→ TASK MATERIAL:
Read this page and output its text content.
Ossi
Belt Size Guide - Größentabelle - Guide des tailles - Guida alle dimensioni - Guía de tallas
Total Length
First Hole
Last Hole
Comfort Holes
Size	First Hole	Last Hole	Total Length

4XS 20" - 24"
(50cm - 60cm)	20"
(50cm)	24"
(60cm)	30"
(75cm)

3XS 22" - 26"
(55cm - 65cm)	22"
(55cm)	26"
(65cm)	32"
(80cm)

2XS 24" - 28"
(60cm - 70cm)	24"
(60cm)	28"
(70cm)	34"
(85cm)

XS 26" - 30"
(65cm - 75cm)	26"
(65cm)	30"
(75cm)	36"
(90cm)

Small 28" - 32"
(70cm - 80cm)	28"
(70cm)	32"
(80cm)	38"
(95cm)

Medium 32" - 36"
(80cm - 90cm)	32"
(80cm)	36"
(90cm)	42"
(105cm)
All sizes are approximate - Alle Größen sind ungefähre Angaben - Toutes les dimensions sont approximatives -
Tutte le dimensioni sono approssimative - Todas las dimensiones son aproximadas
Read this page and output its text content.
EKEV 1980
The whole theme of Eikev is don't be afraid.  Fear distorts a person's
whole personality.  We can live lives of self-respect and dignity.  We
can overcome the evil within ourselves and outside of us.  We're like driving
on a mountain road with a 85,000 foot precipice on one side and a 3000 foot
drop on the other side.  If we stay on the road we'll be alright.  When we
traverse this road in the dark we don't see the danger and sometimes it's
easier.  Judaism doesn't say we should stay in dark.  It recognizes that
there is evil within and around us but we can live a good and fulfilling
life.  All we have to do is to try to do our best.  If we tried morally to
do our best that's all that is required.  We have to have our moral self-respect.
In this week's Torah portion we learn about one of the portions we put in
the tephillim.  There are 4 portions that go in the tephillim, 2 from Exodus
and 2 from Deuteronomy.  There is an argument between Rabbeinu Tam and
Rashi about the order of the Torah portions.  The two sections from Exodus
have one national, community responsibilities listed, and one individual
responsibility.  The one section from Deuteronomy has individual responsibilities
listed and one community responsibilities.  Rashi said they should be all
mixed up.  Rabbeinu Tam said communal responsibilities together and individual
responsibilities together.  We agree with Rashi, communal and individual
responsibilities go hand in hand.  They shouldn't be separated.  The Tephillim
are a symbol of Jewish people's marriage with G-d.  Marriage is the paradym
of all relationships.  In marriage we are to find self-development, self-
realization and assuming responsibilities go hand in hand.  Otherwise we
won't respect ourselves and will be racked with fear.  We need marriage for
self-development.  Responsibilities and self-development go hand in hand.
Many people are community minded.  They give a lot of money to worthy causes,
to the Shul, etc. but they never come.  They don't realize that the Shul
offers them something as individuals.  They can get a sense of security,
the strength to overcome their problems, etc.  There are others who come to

→ PROMPT: Repeat all the records. Match each line exactly.

→ WRITTEN ANSWER:
Read this page and output its text content.
Ossi
Belt Size Guide - Größentabelle - Guide des tailles - Guida alle dimensioni - Guía de tallas
Total Length
First Hole
Last Hole
Comfort Holes
Size	First Hole	Last Hole	Total Length

4XS 20" - 24"
(50cm - 60cm)	20"
(50cm)	24"
(60cm)	30"
(75cm)

3XS 22" - 26"
(55cm - 65cm)	22"
(55cm)	26"
(65cm)	32"
(80cm)

2XS 24" - 28"
(60cm - 70cm)	24"
(60cm)	28"
(70cm)	34"
(85cm)

XS 26" - 30"
(65cm - 75cm)	26"
(65cm)	30"
(75cm)	36"
(90cm)

Small 28" - 32"
(70cm - 80cm)	28"
(70cm)	32"
(80cm)	38"
(95cm)

Medium 32" - 36"
(80cm - 90cm)	32"
(80cm)	36"
(90cm)	42"
(105cm)
All sizes are approximate - Alle Größen sind ungefähre Angaben - Toutes les dimensions sont approximatives -
Tutte le dimensioni sono approssimative - Todas las dimensiones son aproximadas
Read this page and output its text content.
EKEV 1980
The whole theme of Eikev is don't be afraid.  Fear distorts a person's
whole personality.  We can live lives of self-respect and dignity.  We
can overcome the evil within ourselves and outside of us.  We're like driving
on a mountain road with a 85,000 foot precipice on one side and a 3000 foot
drop on the other side.  If we stay on the road we'll be alright.  When we
traverse this road in the dark we don't see the danger and sometimes it's
easier.  Judaism doesn't say we should stay in dark.  It recognizes that
there is evil within and around us but we can live a good and fulfilling
life.  All we have to do is to try to do our best.  If we tried morally to
do our best that's all that is required.  We have to have our moral self-respect.
In this week's Torah portion we learn about one of the portions we put in
the tephillim.  There are 4 portions that go in the tephillim, 2 from Exodus
and 2 from Deuteronomy.  There is an argument between Rabbeinu Tam and
Rashi about the order of the Torah portions.  The two sections from Exodus
have one national, community responsibilities listed, and one individual
responsibility.  The one section from Deuteronomy has individual responsibilities
listed and one community responsibilities.  Rashi said they should be all
mixed up.  Rabbeinu Tam said communal responsibilities together and individual
responsibilities together.  We agree with Rashi, communal and individual
responsibilities go hand in hand.  They shouldn't be separated.  The Tephillim
are a symbol of Jewish people's marriage with G-d.  Marriage is the paradym
of all relationships.  In marriage we are to find self-development, self-
realization and assuming responsibilities go hand in hand.  Otherwise we
won't respect ourselves and will be racked with fear.  We need marriage for
self-development.  Responsibilities and self-development go hand in hand.
Many people are community minded.  They give a lot of money to worthy causes,
to the Shul, etc. but they never come.  They don't realize that the Shul
offers them something as individuals.  They can get a sense of security,
the strength to overcome their problems, etc.  There are others who come to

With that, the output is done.